>> Begin SELECTED EXCERPT

Dr. Robert Armstrong
Head of Department
Senior Lecturer in History
Research Interests
My research focuses on early modern Ireland and Britain, particularly the religious, political and intellectual history of the seventeenth century. At present my main areas of study are Protestant religious dissent, peace-making efforts in England and in Ireland during the seventeenth-century conflicts, and the reign of James II. My ongoing interest in the history of imperial Britain is reflected in my undergraduate teaching. I am one of the Principal Investigators on the Insular Christianity Project sponsored by the Irish Research Council for the Humanities and Social Sciences, which looks at the shaping of religious communities in sixteenth- to eighteenth-century Britain and Ireland. As of 2011, I am a co-editor of Irish Historical Studies.
Select Publications
Books
- Protestant war: the British of Ireland and the wars of the three kingdoms (Manchester: Manchester University Press, 2005), pp. viii + 261.
- Intelligence, statecraft and international power (Ed. with Eunan O’Halpin and Jane Ohlmeyer; Dublin: Irish Academic Press, 2006) pp. xviii + 246.
- Community in early modern Ireland (Ed. with Tadhg Ó hAnnracháin; Dublin: Four Courts Press, 2006), pp. 240.

>> End SELECTED EXCERPT

> [WORK TO COMPLETE]
a) Copy out the records from the line containing "List UI elements" through the line containing "legend-label: 10: [552, 37, 565, 50]", both of those lines included, character for character.
b) Continue the history lecturer's profile from the point where it stops.
The records have no connection to the history lecturer's profile.

>> Begin DATA SECTION

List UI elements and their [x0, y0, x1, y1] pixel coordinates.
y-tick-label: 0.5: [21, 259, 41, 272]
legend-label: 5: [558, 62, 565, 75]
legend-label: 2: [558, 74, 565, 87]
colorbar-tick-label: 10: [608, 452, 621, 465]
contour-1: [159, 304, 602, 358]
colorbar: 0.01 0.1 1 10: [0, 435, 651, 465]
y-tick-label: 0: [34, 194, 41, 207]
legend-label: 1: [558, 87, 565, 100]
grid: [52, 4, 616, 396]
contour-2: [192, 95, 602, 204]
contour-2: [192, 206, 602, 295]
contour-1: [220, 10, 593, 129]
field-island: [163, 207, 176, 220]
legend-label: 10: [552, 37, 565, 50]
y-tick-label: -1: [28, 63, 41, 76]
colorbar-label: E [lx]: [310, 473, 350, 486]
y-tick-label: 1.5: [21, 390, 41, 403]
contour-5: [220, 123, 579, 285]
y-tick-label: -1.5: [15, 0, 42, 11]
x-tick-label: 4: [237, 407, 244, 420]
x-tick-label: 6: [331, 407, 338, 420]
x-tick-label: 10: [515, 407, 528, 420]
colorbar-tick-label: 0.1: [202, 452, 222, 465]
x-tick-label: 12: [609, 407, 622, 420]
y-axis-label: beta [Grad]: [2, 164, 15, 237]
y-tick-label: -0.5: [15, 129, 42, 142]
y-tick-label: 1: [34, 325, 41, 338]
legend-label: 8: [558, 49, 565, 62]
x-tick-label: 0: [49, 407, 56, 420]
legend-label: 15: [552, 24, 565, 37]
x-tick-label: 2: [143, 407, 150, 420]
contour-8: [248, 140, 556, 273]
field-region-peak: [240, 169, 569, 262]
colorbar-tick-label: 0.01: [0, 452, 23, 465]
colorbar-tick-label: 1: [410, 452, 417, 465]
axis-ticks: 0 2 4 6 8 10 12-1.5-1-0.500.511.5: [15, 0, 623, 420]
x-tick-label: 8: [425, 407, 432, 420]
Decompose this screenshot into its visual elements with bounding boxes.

>> End DATA SECTION
>> Begin DATA SECTION

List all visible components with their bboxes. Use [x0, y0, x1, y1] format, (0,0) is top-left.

>> End DATA SECTION
>> Begin DATA SECTION

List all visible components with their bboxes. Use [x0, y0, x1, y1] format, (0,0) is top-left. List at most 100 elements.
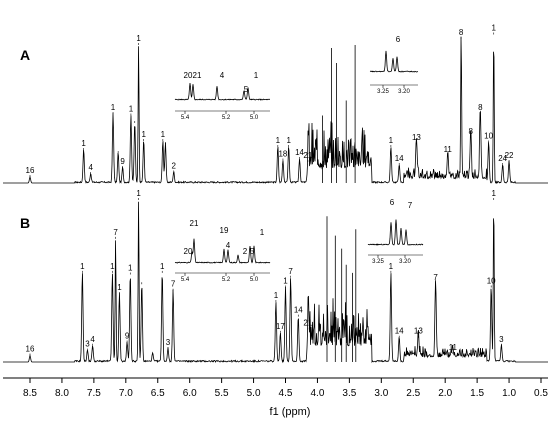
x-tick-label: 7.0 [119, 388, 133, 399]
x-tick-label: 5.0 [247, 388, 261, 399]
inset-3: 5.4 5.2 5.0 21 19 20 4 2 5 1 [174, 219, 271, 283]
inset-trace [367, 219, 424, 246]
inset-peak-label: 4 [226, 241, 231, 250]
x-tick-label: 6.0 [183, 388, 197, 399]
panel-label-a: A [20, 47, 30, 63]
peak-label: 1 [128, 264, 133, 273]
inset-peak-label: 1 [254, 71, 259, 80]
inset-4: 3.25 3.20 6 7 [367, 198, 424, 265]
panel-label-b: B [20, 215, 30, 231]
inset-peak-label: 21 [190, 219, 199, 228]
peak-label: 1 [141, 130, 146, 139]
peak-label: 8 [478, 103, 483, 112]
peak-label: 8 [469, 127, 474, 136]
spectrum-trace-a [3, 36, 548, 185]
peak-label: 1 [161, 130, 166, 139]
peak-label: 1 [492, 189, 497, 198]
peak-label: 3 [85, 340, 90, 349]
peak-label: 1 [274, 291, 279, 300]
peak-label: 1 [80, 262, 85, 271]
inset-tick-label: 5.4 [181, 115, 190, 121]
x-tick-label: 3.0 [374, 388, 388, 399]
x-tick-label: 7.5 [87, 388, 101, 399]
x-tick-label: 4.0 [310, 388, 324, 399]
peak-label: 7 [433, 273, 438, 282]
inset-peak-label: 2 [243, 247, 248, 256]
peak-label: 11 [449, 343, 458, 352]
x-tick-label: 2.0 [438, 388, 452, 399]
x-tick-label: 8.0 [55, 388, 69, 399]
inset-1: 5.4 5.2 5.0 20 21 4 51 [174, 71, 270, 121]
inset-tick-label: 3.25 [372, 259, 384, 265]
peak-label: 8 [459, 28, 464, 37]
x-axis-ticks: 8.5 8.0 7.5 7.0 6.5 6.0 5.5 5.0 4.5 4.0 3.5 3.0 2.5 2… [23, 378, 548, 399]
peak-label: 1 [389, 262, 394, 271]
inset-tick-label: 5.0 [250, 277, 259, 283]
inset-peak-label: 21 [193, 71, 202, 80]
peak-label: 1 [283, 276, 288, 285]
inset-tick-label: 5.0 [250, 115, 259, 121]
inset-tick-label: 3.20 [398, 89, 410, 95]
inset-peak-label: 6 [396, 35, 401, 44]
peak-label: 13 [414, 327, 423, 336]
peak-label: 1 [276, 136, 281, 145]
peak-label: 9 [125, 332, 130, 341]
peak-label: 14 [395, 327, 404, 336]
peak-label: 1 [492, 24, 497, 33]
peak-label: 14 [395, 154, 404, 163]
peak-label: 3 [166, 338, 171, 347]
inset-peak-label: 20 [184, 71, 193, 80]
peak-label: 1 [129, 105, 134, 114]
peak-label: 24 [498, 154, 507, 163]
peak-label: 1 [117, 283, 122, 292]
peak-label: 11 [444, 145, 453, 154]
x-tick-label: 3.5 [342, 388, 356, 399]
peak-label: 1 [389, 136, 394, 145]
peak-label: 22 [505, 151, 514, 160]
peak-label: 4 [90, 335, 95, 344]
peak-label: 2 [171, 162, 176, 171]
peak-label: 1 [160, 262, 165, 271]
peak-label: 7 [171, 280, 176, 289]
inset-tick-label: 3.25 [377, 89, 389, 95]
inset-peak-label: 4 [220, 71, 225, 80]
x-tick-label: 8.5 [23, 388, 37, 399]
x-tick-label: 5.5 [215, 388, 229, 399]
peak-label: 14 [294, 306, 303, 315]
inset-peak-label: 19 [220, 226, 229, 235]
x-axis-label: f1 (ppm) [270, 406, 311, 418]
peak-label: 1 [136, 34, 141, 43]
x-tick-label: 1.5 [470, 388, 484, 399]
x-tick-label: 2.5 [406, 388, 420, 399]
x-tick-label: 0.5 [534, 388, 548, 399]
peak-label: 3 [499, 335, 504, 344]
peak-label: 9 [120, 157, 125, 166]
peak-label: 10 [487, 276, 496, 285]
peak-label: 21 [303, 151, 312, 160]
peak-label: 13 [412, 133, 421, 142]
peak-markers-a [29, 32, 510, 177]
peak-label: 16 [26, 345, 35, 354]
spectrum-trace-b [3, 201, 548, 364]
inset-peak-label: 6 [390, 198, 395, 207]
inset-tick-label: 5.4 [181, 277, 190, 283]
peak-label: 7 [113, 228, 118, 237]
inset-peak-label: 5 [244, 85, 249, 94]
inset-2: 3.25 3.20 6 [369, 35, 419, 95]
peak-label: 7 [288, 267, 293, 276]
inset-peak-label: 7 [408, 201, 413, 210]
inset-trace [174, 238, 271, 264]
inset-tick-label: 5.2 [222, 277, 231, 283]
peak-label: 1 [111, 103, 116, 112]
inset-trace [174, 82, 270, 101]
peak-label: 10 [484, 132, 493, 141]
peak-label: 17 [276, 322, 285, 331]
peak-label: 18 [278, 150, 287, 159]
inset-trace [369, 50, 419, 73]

>> End DATA SECTION

> [RESPONSES BY TASK]
a)
List UI elements and their [x0, y0, x1, y1] pixel coordinates.
y-tick-label: 0.5: [21, 259, 41, 272]
legend-label: 5: [558, 62, 565, 75]
legend-label: 2: [558, 74, 565, 87]
colorbar-tick-label: 10: [608, 452, 621, 465]
contour-1: [159, 304, 602, 358]
colorbar: 0.01 0.1 1 10: [0, 435, 651, 465]
y-tick-label: 0: [34, 194, 41, 207]
legend-label: 1: [558, 87, 565, 100]
grid: [52, 4, 616, 396]
contour-2: [192, 95, 602, 204]
contour-2: [192, 206, 602, 295]
contour-1: [220, 10, 593, 129]
field-island: [163, 207, 176, 220]
legend-label: 10: [552, 37, 565, 50]

b)
Articles
- ‘Viscount Ards and the presbytery: politics and religion among the Scots of Ulster in the 1640s’ in William P. Kelly, John R. Young eds., Scotland and the Ulster Plantations (Dublin: Four Courts Press, 2009), pp. 18-40.
- ‘The Long Parliament goes to war: the Irish campaigns, 1641-1643’, Historical Research, 80 (2007), 73-99.
- ‘Ireland’s Puritan Revolution? The origins of Ulster Presbyterianism reconsidered’, English historical review, 121, (2006), 1048-74.
- ‘Of stories and sermons: nationality and spirituality in Presbyterian Ulster in the later seventeenth century’ in Robert Armstrong and Tadhg Ó hAnnracháin eds., Community in early modern Ireland (Dublin: Four Courts Press, 2006), pp. 215-31.
- ‘Protestant churchmen and the confederate wars’ in Ciaran Brady and Jane Ohlmeyer eds., British interventions in early modern Ireland (Cambridge: Cambridge University Press, 2005), pp. 230-51.
- ‘Ireland at Westminster: the Long Parliament’s Irish committees, 1641-1647’ in Chris R. Kyle, and Jason Peacey eds., Parliament at work: parliamentary committees, political power and public access in early modern England (Woodbridge: Boydell Press, 2002), pp. 79-99.
- ‘Ormond, the confederate peace talks and Protestant Ireland’ in Micheál Ó Siochrú ed., Kingdoms in crisis: Ireland in the 1640s (Dublin: Four Courts Press, 2001), pp. 122-40.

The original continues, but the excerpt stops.